◆ REQUEST: The data below is to be returned in full and exactly.

◆ LISTING:
◆ ◆ ◆ ◆ ◆ ◆ ◆
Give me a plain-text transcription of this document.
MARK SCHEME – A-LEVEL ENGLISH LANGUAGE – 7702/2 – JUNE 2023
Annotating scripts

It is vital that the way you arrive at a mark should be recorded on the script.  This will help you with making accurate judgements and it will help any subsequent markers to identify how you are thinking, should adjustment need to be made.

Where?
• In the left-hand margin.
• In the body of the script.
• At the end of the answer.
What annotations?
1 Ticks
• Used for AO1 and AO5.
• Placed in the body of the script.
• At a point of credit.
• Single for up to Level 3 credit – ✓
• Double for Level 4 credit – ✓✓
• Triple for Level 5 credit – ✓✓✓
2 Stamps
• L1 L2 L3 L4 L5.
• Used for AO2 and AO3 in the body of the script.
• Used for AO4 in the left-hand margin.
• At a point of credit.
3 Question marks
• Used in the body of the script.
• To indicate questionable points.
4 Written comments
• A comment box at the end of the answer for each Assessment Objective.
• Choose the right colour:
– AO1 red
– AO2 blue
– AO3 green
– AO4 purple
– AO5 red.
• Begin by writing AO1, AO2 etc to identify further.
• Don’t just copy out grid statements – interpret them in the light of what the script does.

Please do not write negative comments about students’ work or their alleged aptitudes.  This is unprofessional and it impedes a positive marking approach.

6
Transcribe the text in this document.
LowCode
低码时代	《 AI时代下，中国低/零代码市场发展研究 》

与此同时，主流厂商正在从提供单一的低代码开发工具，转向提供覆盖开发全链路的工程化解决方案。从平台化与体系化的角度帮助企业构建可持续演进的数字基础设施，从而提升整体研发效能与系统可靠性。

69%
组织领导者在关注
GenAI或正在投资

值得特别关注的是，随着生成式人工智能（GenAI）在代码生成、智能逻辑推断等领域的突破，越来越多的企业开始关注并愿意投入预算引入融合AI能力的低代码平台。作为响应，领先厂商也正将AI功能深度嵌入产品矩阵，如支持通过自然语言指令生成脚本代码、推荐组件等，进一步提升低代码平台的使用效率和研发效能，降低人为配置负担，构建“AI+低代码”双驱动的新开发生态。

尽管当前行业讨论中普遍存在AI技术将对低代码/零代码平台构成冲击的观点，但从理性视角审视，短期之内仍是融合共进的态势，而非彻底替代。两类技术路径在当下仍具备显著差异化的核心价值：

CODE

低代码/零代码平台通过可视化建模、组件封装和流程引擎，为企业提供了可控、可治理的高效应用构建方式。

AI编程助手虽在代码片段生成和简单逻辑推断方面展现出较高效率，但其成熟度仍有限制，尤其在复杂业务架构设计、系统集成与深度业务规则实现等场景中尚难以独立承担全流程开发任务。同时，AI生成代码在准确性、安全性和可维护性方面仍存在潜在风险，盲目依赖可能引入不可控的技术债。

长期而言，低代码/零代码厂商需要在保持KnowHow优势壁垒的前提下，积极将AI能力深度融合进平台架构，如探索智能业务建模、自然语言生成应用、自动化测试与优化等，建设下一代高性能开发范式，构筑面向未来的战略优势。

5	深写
◆ ◆ ◆ ◆ ◆ ◆ ◆
◆ SOLVED PROBLEM:
Give me a plain-text transcription of this document.
MARK SCHEME – A-LEVEL ENGLISH LANGUAGE – 7702/2 – JUNE 2023
Annotating scripts

It is vital that the way you arrive at a mark should be recorded on the script.  This will help you with making accurate judgements and it will help any subsequent markers to identify how you are thinking, should adjustment need to be made.

Where?
• In the left-hand margin.
• In the body of the script.
• At the end of the answer.
What annotations?
1 Ticks
• Used for AO1 and AO5.
• Placed in the body of the script.
• At a point of credit.
• Single for up to Level 3 credit – ✓
• Double for Level 4 credit – ✓✓
• Triple for Level 5 credit – ✓✓✓
2 Stamps
• L1 L2 L3 L4 L5.
• Used for AO2 and AO3 in the body of the script.
• Used for AO4 in the left-hand margin.
• At a point of credit.
3 Question marks
• Used in the body of the script.
• To indicate questionable points.
4 Written comments
• A comment box at the end of the answer for each Assessment Objective.
• Choose the right colour:
– AO1 red
– AO2 blue
– AO3 green
– AO4 purple
– AO5 red.
• Begin by writing AO1, AO2 etc to identify further.
• Don’t just copy out grid statements – interpret them in the light of what the script does.

Please do not write negative comments about students’ work or their alleged aptitudes.  This is unprofessional and it impedes a positive marking approach.

6
Transcribe the text in this document.
LowCode
低码时代	《 AI时代下，中国低/零代码市场发展研究 》

与此同时，主流厂商正在从提供单一的低代码开发工具，转向提供覆盖开发全链路的工程化解决方案。从平台化与体系化的角度帮助企业构建可持续演进的数字基础设施，从而提升整体研发效能与系统可靠性。

69%
组织领导者在关注
GenAI或正在投资

值得特别关注的是，随着生成式人工智能（GenAI）在代码生成、智能逻辑推断等领域的突破，越来越多的企业开始关注并愿意投入预算引入融合AI能力的低代码平台。作为响应，领先厂商也正将AI功能深度嵌入产品矩阵，如支持通过自然语言指令生成脚本代码、推荐组件等，进一步提升低代码平台的使用效率和研发效能，降低人为配置负担，构建“AI+低代码”双驱动的新开发生态。

尽管当前行业讨论中普遍存在AI技术将对低代码/零代码平台构成冲击的观点，但从理性视角审视，短期之内仍是融合共进的态势，而非彻底替代。两类技术路径在当下仍具备显著差异化的核心价值：

CODE

低代码/零代码平台通过可视化建模、组件封装和流程引擎，为企业提供了可控、可治理的高效应用构建方式。

AI编程助手虽在代码片段生成和简单逻辑推断方面展现出较高效率，但其成熟度仍有限制，尤其在复杂业务架构设计、系统集成与深度业务规则实现等场景中尚难以独立承担全流程开发任务。同时，AI生成代码在准确性、安全性和可维护性方面仍存在潜在风险，盲目依赖可能引入不可控的技术债。

长期而言，低代码/零代码厂商需要在保持KnowHow优势壁垒的前提下，积极将AI能力深度融合进平台架构，如探索智能业务建模、自然语言生成应用、自动化测试与优化等，建设下一代高性能开发范式，构筑面向未来的战略优势。

5	深写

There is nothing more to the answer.